Records excerpted from a collection
__________________________________________________

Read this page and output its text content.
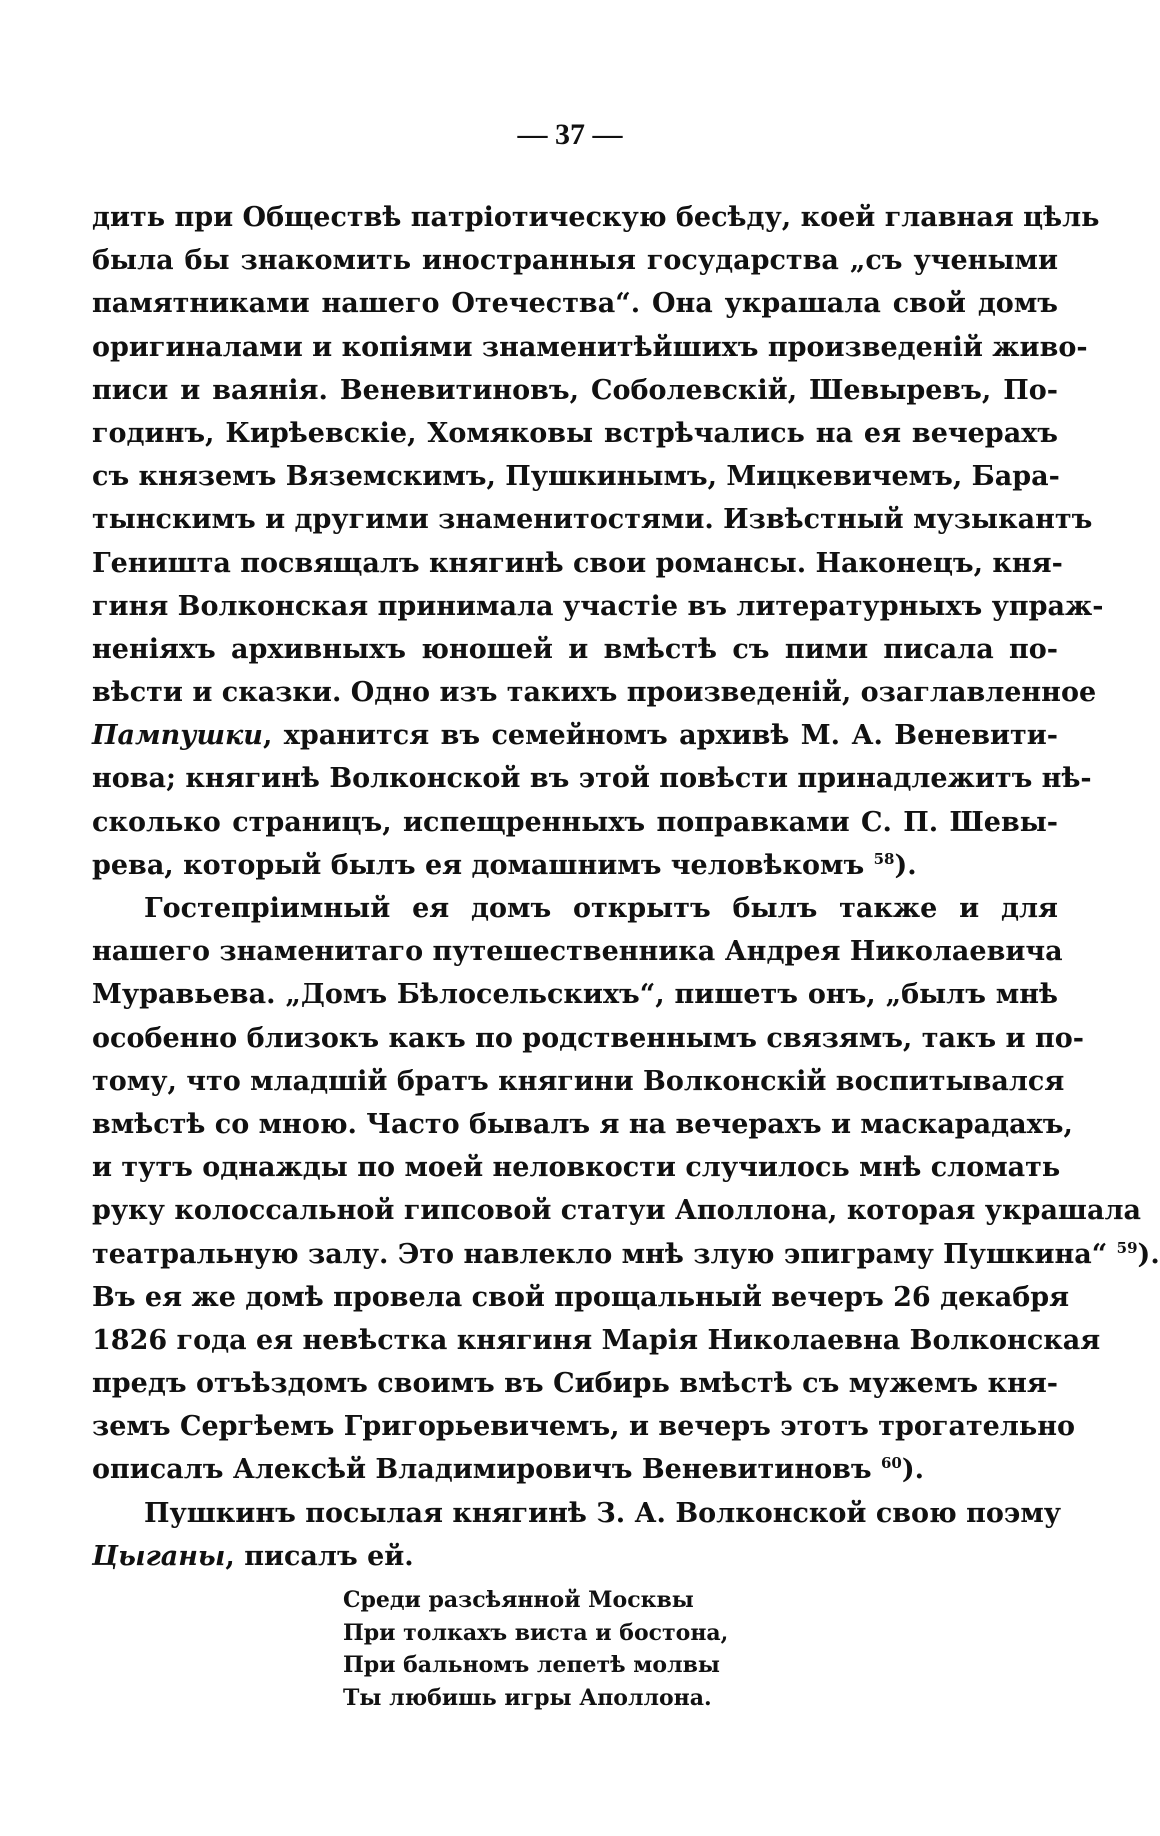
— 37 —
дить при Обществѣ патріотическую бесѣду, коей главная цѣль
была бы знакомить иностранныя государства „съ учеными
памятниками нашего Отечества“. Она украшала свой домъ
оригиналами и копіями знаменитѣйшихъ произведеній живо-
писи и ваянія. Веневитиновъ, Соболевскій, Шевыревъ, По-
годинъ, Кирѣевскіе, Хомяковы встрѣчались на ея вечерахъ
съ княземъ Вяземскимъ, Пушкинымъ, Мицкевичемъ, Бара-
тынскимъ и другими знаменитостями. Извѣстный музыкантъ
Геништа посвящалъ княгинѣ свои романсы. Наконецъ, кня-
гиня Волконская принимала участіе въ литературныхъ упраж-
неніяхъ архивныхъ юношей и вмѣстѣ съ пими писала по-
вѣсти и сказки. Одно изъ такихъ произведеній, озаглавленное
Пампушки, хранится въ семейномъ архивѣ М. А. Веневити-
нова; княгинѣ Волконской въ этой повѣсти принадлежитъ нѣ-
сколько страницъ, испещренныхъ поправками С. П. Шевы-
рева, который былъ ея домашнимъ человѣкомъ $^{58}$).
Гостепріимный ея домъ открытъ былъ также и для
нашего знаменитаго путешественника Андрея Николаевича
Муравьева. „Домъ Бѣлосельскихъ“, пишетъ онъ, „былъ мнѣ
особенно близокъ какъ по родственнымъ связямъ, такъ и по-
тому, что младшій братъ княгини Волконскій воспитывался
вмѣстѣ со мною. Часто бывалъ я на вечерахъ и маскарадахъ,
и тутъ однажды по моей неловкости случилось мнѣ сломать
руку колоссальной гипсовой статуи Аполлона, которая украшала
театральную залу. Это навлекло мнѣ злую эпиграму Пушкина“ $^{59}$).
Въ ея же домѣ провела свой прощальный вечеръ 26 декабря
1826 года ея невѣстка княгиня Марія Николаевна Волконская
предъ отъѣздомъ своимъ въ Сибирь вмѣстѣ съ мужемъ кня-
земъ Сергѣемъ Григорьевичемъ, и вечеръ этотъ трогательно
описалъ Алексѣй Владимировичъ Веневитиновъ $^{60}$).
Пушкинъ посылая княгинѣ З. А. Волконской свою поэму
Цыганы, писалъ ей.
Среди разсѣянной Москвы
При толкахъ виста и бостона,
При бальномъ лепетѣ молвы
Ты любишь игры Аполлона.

__________________________________________________

Problem:
Skip the pictures and print each record exactly as it stands.

The reply:
Read this page and output its text content.
— 37 —
дить при Обществѣ патріотическую бесѣду, коей главная цѣль
была бы знакомить иностранныя государства „съ учеными
памятниками нашего Отечества“. Она украшала свой домъ
оригиналами и копіями знаменитѣйшихъ произведеній живо-
писи и ваянія. Веневитиновъ, Соболевскій, Шевыревъ, По-
годинъ, Кирѣевскіе, Хомяковы встрѣчались на ея вечерахъ
съ княземъ Вяземскимъ, Пушкинымъ, Мицкевичемъ, Бара-
тынскимъ и другими знаменитостями. Извѣстный музыкантъ
Геништа посвящалъ княгинѣ свои романсы. Наконецъ, кня-
гиня Волконская принимала участіе въ литературныхъ упраж-
неніяхъ архивныхъ юношей и вмѣстѣ съ пими писала по-
вѣсти и сказки. Одно изъ такихъ произведеній, озаглавленное
Пампушки, хранится въ семейномъ архивѣ М. А. Веневити-
нова; княгинѣ Волконской въ этой повѣсти принадлежитъ нѣ-
сколько страницъ, испещренныхъ поправками С. П. Шевы-
рева, который былъ ея домашнимъ человѣкомъ $^{58}$).
Гостепріимный ея домъ открытъ былъ также и для
нашего знаменитаго путешественника Андрея Николаевича
Муравьева. „Домъ Бѣлосельскихъ“, пишетъ онъ, „былъ мнѣ
особенно близокъ какъ по родственнымъ связямъ, такъ и по-
тому, что младшій братъ княгини Волконскій воспитывался
вмѣстѣ со мною. Часто бывалъ я на вечерахъ и маскарадахъ,
и тутъ однажды по моей неловкости случилось мнѣ сломать
руку колоссальной гипсовой статуи Аполлона, которая украшала
театральную залу. Это навлекло мнѣ злую эпиграму Пушкина“ $^{59}$).
Въ ея же домѣ провела свой прощальный вечеръ 26 декабря
1826 года ея невѣстка княгиня Марія Николаевна Волконская
предъ отъѣздомъ своимъ въ Сибирь вмѣстѣ съ мужемъ кня-
земъ Сергѣемъ Григорьевичемъ, и вечеръ этотъ трогательно
описалъ Алексѣй Владимировичъ Веневитиновъ $^{60}$).
Пушкинъ посылая княгинѣ З. А. Волконской свою поэму
Цыганы, писалъ ей.
Среди разсѣянной Москвы
При толкахъ виста и бостона,
При бальномъ лепетѣ молвы
Ты любишь игры Аполлона.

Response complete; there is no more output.